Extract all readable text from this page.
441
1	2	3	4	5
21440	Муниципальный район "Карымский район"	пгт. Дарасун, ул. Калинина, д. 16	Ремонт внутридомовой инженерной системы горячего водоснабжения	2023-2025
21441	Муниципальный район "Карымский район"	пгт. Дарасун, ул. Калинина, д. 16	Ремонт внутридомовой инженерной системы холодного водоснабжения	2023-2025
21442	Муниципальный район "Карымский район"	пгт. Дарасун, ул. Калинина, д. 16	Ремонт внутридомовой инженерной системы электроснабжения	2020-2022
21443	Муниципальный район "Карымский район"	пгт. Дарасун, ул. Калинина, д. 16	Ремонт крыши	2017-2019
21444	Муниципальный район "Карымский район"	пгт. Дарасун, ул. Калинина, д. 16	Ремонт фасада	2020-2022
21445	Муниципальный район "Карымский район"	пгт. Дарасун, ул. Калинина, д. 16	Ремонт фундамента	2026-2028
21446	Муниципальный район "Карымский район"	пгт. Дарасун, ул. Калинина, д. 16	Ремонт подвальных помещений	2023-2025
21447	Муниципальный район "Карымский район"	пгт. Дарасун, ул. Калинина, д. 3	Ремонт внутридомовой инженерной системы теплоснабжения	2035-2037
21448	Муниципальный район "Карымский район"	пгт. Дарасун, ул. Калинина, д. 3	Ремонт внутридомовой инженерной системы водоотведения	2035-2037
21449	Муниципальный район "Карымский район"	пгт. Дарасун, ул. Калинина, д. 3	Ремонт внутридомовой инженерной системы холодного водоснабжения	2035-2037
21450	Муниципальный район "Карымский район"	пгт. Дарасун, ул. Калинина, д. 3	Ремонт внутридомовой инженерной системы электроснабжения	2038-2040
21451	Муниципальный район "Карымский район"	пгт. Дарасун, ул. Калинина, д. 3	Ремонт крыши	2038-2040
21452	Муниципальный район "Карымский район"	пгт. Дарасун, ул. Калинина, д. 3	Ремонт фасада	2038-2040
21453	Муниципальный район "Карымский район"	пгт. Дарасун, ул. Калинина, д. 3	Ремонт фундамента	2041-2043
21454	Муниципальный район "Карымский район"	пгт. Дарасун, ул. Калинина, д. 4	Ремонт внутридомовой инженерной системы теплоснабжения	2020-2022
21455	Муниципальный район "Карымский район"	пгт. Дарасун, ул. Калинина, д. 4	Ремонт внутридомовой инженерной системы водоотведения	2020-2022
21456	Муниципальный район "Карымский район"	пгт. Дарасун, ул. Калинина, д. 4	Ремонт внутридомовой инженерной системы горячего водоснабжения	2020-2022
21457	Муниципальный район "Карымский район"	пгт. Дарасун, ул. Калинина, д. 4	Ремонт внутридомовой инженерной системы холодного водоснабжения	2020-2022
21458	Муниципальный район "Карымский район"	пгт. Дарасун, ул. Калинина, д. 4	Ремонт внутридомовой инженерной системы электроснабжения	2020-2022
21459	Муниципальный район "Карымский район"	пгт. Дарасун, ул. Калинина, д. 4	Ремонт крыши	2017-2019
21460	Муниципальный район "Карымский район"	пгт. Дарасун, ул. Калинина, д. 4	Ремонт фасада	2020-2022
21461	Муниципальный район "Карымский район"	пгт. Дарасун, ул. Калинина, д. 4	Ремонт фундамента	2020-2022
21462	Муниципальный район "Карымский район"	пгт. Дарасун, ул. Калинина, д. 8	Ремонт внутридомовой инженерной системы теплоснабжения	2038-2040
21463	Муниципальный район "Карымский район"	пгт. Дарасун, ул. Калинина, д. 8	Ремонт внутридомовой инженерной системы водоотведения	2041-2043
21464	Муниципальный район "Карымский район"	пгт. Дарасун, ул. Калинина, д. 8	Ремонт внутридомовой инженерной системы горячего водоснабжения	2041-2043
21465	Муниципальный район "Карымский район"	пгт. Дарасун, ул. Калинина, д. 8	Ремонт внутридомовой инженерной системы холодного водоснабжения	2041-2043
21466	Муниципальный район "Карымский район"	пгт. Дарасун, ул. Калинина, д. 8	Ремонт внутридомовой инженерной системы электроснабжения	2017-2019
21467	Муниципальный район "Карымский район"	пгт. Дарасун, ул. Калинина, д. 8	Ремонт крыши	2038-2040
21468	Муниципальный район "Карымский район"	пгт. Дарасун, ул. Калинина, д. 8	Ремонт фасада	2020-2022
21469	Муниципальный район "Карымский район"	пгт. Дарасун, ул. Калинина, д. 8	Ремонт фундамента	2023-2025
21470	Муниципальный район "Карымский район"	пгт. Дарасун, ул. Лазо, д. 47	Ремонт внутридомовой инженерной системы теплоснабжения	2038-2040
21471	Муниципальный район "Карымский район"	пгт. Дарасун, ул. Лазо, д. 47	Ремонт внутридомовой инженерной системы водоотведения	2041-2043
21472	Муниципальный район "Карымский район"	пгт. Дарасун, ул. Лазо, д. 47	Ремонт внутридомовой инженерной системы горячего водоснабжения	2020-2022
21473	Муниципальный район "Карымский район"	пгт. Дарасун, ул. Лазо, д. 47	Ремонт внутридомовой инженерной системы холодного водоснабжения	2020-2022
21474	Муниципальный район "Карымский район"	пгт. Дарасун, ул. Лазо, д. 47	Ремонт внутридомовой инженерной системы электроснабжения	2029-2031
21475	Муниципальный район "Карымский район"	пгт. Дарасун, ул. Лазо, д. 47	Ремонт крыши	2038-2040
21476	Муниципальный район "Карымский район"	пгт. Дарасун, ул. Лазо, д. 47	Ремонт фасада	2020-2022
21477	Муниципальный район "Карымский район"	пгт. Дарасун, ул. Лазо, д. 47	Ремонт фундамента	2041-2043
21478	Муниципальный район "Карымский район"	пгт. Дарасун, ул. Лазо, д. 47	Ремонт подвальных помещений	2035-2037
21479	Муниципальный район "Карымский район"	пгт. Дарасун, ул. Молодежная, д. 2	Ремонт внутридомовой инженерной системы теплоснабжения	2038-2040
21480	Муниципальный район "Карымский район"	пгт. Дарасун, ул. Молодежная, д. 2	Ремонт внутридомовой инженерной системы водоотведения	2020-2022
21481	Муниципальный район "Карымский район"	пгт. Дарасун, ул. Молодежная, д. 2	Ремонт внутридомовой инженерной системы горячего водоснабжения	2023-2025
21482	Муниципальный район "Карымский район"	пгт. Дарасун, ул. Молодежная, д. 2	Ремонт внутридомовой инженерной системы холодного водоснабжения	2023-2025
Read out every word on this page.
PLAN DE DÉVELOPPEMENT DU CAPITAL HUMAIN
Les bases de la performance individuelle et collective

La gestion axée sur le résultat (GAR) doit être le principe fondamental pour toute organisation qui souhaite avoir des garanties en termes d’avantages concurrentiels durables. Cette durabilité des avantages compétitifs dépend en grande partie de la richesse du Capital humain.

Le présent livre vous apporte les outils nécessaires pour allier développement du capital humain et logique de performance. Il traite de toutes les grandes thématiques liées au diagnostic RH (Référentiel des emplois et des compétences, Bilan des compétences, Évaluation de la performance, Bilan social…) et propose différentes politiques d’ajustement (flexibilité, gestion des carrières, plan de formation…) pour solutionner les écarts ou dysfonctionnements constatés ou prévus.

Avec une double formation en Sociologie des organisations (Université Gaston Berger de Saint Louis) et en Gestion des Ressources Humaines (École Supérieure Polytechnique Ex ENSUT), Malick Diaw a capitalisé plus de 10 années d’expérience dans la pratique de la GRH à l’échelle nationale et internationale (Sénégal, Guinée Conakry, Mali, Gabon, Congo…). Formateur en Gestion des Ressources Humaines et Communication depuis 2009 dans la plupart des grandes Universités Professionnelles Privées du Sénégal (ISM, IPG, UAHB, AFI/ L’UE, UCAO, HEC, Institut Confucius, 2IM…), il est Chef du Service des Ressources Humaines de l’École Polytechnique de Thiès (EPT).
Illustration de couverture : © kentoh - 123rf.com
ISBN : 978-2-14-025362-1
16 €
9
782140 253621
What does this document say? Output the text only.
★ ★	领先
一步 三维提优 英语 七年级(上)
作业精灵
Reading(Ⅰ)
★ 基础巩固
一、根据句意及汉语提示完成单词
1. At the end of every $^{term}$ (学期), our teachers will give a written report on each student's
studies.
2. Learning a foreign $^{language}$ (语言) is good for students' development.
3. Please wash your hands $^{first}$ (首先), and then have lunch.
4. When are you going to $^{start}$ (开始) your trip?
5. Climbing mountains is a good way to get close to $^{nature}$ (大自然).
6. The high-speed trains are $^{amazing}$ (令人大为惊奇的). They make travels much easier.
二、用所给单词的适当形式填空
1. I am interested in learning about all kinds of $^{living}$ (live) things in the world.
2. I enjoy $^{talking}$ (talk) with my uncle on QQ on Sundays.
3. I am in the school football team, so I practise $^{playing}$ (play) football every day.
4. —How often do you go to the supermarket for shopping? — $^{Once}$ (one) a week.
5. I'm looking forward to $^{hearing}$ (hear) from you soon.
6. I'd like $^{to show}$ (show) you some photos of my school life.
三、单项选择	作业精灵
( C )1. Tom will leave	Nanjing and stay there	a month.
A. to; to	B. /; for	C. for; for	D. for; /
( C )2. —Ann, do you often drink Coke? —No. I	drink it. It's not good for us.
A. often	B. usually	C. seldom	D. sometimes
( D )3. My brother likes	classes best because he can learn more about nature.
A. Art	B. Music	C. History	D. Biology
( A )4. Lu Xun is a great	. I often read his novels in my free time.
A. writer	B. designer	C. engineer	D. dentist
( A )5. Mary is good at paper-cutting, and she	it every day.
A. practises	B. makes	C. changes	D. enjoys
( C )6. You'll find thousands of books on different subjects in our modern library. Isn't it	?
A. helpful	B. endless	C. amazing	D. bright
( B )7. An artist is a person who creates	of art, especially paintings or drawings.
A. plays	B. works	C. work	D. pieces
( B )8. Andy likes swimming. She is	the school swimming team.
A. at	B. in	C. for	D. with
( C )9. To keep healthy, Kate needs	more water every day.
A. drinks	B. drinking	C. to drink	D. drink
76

_ _ _

Search the data above for the string "холодного" and copy each line that has it.

* **FINAL RESULT**
21441	Муниципальный район "Карымский район"	пгт. Дарасун, ул. Калинина, д. 16	Ремонт внутридомовой инженерной системы холодного водоснабжения	2023-2025
21449	Муниципальный район "Карымский район"	пгт. Дарасун, ул. Калинина, д. 3	Ремонт внутридомовой инженерной системы холодного водоснабжения	2035-2037
21457	Муниципальный район "Карымский район"	пгт. Дарасун, ул. Калинина, д. 4	Ремонт внутридомовой инженерной системы холодного водоснабжения	2020-2022
21465	Муниципальный район "Карымский район"	пгт. Дарасун, ул. Калинина, д. 8	Ремонт внутридомовой инженерной системы холодного водоснабжения	2041-2043
21473	Муниципальный район "Карымский район"	пгт. Дарасун, ул. Лазо, д. 47	Ремонт внутридомовой инженерной системы холодного водоснабжения	2020-2022
21482	Муниципальный район "Карымский район"	пгт. Дарасун, ул. Молодежная, д. 2	Ремонт внутридомовой инженерной системы холодного водоснабжения	2023-2025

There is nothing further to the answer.